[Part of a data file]
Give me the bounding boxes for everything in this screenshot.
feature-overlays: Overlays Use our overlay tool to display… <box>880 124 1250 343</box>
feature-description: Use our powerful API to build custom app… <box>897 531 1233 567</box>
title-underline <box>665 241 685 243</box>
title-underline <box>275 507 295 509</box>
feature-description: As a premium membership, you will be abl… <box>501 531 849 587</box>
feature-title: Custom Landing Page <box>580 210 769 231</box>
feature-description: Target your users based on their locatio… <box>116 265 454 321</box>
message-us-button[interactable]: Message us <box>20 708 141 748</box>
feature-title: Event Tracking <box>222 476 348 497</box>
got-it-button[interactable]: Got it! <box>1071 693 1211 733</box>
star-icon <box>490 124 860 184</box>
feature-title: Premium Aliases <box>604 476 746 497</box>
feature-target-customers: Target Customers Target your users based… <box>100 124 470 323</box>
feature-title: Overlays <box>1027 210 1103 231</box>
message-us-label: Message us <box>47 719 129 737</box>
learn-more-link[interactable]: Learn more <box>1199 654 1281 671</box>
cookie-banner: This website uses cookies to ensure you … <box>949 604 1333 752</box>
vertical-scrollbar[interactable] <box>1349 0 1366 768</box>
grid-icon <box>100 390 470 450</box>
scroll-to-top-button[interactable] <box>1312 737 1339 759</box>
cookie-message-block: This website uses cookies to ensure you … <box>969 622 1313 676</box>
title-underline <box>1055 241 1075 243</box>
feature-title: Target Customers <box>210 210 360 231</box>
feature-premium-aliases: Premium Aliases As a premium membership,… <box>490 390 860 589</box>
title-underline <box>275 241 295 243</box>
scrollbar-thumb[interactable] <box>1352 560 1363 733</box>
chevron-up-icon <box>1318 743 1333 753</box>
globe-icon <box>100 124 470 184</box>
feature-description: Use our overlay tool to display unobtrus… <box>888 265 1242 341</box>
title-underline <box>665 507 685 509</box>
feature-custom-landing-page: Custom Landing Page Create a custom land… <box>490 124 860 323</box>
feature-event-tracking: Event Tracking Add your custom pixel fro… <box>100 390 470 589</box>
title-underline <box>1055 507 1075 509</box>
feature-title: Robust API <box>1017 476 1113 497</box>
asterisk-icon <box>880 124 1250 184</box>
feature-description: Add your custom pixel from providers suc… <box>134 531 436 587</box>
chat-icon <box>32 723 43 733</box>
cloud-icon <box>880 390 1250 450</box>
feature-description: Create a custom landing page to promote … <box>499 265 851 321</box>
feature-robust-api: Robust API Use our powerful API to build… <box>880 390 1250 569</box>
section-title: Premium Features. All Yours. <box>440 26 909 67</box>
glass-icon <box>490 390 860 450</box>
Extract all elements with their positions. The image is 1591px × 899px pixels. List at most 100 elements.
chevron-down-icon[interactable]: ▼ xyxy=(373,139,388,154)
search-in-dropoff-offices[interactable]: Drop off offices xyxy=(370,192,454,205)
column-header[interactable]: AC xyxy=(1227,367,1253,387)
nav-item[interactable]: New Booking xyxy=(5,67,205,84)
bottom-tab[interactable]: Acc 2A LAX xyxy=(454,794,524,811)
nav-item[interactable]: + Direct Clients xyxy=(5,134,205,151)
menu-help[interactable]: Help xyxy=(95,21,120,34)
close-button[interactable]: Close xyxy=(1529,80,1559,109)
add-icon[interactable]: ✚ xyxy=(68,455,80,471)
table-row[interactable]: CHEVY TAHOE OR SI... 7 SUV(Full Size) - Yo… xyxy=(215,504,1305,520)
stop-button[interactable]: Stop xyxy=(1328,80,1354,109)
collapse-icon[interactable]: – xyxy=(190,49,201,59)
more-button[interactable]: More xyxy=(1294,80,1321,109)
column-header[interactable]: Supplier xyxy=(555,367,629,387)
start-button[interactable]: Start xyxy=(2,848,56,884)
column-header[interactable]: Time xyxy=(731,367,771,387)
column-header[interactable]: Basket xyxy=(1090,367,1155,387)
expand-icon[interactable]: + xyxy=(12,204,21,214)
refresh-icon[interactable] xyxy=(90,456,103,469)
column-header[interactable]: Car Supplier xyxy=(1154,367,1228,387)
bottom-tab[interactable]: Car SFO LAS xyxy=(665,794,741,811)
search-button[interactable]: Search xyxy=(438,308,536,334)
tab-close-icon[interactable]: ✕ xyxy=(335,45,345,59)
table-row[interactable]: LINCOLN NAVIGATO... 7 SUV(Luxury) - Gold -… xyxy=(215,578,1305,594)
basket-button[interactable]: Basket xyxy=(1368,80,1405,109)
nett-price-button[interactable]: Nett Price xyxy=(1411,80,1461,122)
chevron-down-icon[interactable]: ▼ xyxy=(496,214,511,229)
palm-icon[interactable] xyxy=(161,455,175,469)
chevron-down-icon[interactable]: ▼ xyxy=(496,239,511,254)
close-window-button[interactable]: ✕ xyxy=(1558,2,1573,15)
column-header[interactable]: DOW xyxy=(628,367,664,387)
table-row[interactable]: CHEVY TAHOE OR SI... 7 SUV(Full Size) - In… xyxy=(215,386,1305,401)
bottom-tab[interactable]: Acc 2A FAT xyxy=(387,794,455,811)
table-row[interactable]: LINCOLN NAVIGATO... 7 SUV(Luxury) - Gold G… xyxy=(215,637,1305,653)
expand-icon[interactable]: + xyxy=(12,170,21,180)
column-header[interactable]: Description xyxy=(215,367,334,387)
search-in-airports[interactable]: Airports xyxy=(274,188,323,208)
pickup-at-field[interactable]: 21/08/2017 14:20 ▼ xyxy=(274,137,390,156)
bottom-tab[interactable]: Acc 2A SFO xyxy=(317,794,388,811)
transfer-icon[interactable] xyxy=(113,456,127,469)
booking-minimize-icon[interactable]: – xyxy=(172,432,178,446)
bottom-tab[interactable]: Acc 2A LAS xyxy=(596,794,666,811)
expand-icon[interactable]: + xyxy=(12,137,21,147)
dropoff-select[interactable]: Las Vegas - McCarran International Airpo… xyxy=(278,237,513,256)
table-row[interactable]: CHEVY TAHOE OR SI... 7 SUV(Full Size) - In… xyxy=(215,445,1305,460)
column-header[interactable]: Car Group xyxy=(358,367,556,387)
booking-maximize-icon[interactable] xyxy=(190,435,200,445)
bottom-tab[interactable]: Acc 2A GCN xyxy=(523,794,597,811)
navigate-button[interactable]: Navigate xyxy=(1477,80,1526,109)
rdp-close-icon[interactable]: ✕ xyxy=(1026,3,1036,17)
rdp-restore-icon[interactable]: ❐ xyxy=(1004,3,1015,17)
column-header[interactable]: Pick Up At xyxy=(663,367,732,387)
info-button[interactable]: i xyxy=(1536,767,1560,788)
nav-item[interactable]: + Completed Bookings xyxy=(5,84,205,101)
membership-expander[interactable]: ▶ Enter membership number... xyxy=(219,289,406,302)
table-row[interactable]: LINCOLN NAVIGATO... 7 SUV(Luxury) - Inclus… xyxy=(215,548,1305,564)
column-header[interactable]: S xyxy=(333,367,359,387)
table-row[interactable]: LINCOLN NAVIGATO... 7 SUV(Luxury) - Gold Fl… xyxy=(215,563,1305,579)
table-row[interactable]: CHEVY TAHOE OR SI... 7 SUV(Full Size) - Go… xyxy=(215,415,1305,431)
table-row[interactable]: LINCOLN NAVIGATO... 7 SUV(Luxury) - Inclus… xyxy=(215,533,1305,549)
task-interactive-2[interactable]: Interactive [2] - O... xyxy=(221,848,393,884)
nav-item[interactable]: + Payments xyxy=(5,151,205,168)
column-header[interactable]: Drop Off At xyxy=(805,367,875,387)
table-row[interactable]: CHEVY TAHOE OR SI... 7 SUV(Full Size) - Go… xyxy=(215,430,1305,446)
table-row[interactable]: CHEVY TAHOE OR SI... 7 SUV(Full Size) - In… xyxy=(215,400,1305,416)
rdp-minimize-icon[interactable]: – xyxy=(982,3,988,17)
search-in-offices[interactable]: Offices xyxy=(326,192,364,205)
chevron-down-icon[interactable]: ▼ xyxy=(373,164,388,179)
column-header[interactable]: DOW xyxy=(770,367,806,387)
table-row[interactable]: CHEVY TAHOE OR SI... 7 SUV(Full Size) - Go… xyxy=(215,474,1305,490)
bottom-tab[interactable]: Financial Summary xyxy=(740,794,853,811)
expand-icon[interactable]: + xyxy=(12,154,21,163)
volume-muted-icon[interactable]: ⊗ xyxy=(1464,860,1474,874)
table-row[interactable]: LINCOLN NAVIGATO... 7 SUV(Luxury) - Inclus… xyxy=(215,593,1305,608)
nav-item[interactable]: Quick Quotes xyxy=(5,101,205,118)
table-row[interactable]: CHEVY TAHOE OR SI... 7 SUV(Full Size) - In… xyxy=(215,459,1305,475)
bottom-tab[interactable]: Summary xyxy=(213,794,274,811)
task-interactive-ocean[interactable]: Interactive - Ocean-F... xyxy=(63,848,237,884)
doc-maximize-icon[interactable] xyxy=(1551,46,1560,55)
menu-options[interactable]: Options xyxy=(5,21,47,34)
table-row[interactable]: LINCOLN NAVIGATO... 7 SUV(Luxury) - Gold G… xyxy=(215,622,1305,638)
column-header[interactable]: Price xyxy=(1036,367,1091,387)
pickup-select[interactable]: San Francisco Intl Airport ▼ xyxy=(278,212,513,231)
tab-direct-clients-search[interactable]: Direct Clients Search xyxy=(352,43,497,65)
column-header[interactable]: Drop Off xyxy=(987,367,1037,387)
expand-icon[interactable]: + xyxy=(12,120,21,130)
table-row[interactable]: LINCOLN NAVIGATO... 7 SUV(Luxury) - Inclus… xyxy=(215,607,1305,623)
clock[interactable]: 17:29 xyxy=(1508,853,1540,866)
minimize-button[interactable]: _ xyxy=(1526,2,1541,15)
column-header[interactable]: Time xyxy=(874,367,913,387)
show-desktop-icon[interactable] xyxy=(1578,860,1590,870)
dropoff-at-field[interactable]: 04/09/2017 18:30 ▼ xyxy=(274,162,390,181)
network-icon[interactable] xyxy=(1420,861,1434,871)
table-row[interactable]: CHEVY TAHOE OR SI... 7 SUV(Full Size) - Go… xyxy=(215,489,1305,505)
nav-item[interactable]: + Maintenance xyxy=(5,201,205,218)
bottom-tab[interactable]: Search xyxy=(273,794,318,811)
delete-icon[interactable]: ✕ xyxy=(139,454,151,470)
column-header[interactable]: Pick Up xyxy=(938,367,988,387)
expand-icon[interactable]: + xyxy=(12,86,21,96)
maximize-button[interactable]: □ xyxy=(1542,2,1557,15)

> [SHORT EXERCISE]
Please reproduce the items word for word, from the beginning up to and including the line with "scroll-to-top-button[interactable] <box>1312 737".

> [EXERCISE RESPONSE]
Give me the bounding boxes for everything in this screenshot.
feature-overlays: Overlays Use our overlay tool to display… <box>880 124 1250 343</box>
feature-description: Use our powerful API to build custom app… <box>897 531 1233 567</box>
title-underline <box>665 241 685 243</box>
title-underline <box>275 507 295 509</box>
feature-description: As a premium membership, you will be abl… <box>501 531 849 587</box>
feature-title: Custom Landing Page <box>580 210 769 231</box>
feature-description: Target your users based on their locatio… <box>116 265 454 321</box>
message-us-button[interactable]: Message us <box>20 708 141 748</box>
feature-title: Event Tracking <box>222 476 348 497</box>
got-it-button[interactable]: Got it! <box>1071 693 1211 733</box>
star-icon <box>490 124 860 184</box>
feature-title: Premium Aliases <box>604 476 746 497</box>
feature-target-customers: Target Customers Target your users based… <box>100 124 470 323</box>
feature-title: Overlays <box>1027 210 1103 231</box>
message-us-label: Message us <box>47 719 129 737</box>
learn-more-link[interactable]: Learn more <box>1199 654 1281 671</box>
cookie-banner: This website uses cookies to ensure you … <box>949 604 1333 752</box>
vertical-scrollbar[interactable] <box>1349 0 1366 768</box>
grid-icon <box>100 390 470 450</box>
scroll-to-top-button[interactable] <box>1312 737 1339 759</box>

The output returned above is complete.